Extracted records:
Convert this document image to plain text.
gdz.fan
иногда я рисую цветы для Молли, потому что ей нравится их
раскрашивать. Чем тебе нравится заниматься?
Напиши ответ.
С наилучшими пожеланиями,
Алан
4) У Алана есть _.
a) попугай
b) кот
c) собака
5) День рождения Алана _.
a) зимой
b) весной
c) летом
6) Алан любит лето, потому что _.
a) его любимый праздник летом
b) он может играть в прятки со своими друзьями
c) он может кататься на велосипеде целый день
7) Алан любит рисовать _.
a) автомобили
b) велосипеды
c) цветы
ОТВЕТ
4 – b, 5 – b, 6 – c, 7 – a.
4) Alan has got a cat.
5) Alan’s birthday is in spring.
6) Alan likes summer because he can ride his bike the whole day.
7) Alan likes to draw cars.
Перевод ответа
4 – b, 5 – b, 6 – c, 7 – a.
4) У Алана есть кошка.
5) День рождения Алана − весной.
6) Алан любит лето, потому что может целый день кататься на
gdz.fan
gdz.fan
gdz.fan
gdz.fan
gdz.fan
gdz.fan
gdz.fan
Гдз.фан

GOAL>
Lines of the material that contain the word "Алана" are to be gathered.

ANSWER FOR THIS EXERCISE>
4) У Алана есть _.
5) День рождения Алана _.
4) У Алана есть кошка.
5) День рождения Алана − весной.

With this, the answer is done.